■ MATERIAL PROVIDED
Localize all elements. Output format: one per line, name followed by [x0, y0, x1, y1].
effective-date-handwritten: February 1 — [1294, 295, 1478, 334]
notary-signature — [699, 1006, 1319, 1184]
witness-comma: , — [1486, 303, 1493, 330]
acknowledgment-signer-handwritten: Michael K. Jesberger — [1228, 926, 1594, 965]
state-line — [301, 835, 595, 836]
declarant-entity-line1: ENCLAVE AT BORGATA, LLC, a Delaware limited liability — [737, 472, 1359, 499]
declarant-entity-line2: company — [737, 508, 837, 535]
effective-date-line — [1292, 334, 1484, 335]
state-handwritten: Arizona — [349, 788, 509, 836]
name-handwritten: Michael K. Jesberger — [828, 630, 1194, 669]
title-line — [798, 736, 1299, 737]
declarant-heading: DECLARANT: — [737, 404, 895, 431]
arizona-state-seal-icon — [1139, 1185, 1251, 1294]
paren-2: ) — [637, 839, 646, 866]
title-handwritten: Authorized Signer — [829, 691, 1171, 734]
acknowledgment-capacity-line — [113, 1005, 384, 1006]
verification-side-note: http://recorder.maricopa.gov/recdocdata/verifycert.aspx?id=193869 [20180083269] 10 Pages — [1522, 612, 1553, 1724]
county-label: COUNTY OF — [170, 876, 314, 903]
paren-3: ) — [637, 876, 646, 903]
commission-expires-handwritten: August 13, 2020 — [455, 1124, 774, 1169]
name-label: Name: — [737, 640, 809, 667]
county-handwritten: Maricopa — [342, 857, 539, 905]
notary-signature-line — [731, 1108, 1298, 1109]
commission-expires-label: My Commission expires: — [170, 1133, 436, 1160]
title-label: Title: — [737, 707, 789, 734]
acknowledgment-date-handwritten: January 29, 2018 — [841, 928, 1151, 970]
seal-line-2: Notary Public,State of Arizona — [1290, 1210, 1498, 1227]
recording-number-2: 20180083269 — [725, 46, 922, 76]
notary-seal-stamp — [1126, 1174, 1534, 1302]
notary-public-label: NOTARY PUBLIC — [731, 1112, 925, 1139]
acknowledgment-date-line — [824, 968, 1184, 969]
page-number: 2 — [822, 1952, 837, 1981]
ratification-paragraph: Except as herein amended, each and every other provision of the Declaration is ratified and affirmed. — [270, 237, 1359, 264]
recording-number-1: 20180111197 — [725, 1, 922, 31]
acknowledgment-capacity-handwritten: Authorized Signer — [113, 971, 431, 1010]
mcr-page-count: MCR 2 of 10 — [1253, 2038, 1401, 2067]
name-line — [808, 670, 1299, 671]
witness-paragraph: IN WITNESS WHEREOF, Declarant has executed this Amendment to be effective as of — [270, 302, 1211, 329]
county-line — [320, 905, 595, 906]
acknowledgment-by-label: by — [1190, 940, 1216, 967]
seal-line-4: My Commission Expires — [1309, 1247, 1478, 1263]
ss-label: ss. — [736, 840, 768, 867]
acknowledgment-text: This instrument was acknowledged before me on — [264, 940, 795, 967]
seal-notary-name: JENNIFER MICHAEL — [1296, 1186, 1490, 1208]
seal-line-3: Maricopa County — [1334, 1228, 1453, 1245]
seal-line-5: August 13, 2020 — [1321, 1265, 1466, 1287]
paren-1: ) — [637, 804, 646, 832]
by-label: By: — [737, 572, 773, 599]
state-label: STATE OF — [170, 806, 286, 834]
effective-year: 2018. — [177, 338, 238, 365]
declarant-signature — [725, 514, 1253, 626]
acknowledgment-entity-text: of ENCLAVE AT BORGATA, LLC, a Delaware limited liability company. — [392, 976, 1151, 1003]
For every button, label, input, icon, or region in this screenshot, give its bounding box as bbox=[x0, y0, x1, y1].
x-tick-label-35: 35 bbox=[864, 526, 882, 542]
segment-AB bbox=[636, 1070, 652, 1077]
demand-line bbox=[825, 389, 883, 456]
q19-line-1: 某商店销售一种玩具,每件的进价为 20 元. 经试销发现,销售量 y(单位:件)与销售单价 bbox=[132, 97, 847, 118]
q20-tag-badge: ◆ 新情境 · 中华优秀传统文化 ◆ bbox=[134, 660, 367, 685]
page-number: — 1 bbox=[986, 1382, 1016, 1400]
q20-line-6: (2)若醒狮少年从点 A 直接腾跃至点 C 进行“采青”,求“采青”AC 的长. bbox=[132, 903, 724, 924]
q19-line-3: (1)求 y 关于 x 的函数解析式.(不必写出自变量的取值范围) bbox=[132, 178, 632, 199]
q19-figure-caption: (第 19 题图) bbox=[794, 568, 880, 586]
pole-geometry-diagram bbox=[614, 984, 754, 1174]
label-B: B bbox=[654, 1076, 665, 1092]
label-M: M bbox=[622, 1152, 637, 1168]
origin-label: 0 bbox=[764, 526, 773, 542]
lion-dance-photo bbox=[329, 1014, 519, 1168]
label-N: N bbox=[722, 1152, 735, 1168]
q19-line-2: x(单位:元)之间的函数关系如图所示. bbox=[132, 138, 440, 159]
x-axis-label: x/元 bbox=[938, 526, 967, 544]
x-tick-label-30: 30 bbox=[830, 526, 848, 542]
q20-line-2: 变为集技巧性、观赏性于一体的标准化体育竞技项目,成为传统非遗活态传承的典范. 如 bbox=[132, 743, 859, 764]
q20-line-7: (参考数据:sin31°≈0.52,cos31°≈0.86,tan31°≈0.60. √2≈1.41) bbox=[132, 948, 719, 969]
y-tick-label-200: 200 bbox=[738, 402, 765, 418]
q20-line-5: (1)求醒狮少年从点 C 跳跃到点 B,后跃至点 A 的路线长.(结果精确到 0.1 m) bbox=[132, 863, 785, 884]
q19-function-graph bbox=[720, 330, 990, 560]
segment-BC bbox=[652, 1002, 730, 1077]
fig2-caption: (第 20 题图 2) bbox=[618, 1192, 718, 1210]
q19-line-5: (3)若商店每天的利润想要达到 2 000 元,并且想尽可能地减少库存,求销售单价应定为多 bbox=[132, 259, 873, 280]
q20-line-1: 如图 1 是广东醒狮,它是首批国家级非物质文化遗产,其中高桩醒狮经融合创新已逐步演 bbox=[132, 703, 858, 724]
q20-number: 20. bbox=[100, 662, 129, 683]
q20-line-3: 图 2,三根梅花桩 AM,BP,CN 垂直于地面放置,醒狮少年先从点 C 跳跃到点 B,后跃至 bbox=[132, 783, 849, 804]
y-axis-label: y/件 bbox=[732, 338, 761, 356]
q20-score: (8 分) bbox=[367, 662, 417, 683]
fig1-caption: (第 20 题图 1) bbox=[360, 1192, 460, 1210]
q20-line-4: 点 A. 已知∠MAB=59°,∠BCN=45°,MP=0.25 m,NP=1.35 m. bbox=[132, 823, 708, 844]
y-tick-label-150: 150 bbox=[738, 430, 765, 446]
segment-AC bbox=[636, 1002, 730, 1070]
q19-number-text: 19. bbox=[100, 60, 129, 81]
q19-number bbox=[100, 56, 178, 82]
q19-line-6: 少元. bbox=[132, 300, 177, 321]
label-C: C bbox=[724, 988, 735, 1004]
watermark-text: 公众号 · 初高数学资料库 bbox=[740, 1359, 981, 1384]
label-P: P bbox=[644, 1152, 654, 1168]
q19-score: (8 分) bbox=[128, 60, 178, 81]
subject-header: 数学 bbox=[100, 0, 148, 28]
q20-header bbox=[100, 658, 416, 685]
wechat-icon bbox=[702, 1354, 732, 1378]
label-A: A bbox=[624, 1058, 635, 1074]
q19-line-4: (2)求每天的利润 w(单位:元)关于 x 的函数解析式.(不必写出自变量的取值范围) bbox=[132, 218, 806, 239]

■ TO DO
Can you render the records as a numbered list, starting at the first line of the records and ending at the line that contains "state-line — [301, 835, 595, 836]", with blank lines left out?

■ COMPLETE RESPONSE
1. Localize all elements. Output format: one per line, name followed by [x0, y0, x1, y1].
2. effective-date-handwritten: February 1 — [1294, 295, 1478, 334]
3. notary-signature — [699, 1006, 1319, 1184]
4. witness-comma: , — [1486, 303, 1493, 330]
5. acknowledgment-signer-handwritten: Michael K. Jesberger — [1228, 926, 1594, 965]
6. state-line — [301, 835, 595, 836]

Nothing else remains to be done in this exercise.